_What to produce_: Make an exact copy of the records, with the pictures left out.

_Given information_:
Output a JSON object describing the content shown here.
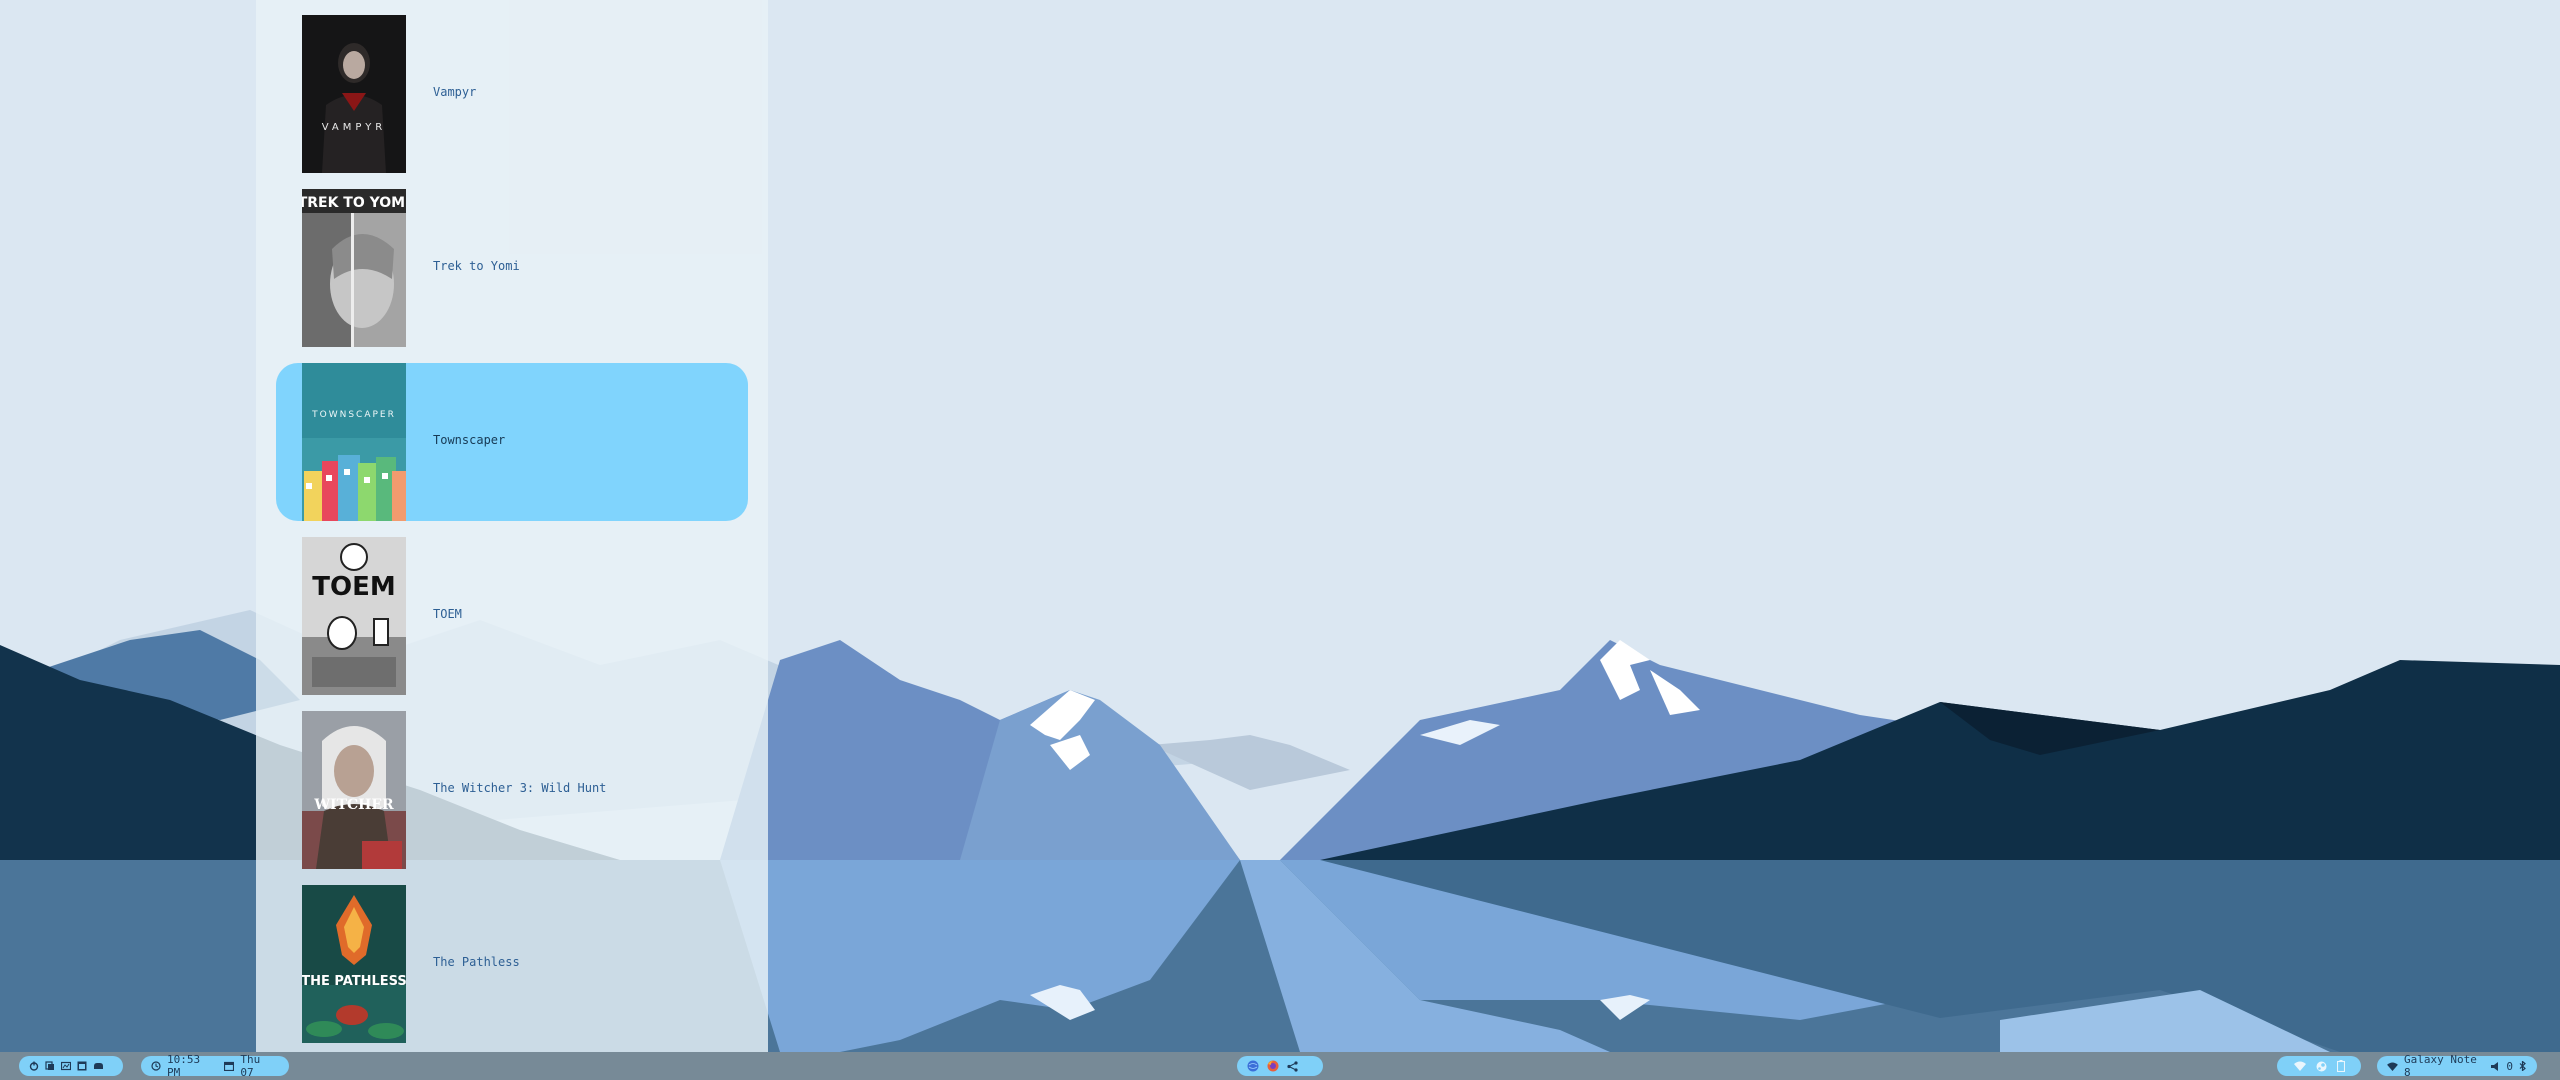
{
  "launcher": {
    "games": [
      {
        "title": "Vampyr",
        "cover_text": "VAMPYR"
      },
      {
        "title": "Trek to Yomi",
        "cover_text": "TREK TO YOMI"
      },
      {
        "title": "Townscaper",
        "cover_text": "TOWNSCAPER",
        "selected": true
      },
      {
        "title": "TOEM",
        "cover_text": "TOEM"
      },
      {
        "title": "The Witcher 3: Wild Hunt",
        "cover_text": "WITCHER"
      },
      {
        "title": "The Pathless",
        "cover_text": "THE PATHLESS"
      }
    ]
  },
  "taskbar": {
    "clock": "10:53 PM",
    "date": "Thu 07",
    "device_name": "Galaxy Note 8",
    "volume": "0",
    "workspace_icons": [
      "power-icon",
      "copy-icon",
      "screenshot-icon",
      "window-icon",
      "cloud-icon"
    ],
    "tray_apps": [
      "globe-icon",
      "firefox-icon",
      "share-icon"
    ],
    "status_icons": [
      "wifi-icon",
      "steam-icon",
      "battery-icon"
    ]
  },
  "colors": {
    "selection": "#80d4fd",
    "pill": "#7fd0f8",
    "taskbar": "#6c7f8d",
    "sky": "#dbe7f2"
  }
}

_Answer below_:
Output a JSON object describing the content shown here.
{
  "launcher": {
    "games": [
      {
        "title": "Vampyr",
        "cover_text": "VAMPYR"
      },
      {
        "title": "Trek to Yomi",
        "cover_text": "TREK TO YOMI"
      },
      {
        "title": "Townscaper",
        "cover_text": "TOWNSCAPER",
        "selected": true
      },
      {
        "title": "TOEM",
        "cover_text": "TOEM"
      },
      {
        "title": "The Witcher 3: Wild Hunt",
        "cover_text": "WITCHER"
      },
      {
        "title": "The Pathless",
        "cover_text": "THE PATHLESS"
      }
    ]
  },
  "taskbar": {
    "clock": "10:53 PM",
    "date": "Thu 07",
    "device_name": "Galaxy Note 8",
    "volume": "0",
    "workspace_icons": [
      "power-icon",
      "copy-icon",
      "screenshot-icon",
      "window-icon",
      "cloud-icon"
    ],
    "tray_apps": [
      "globe-icon",
      "firefox-icon",
      "share-icon"
    ],
    "status_icons": [
      "wifi-icon",
      "steam-icon",
      "battery-icon"
    ]
  },
  "colors": {
    "selection": "#80d4fd",
    "pill": "#7fd0f8",
    "taskbar": "#6c7f8d",
    "sky": "#dbe7f2"
  }
}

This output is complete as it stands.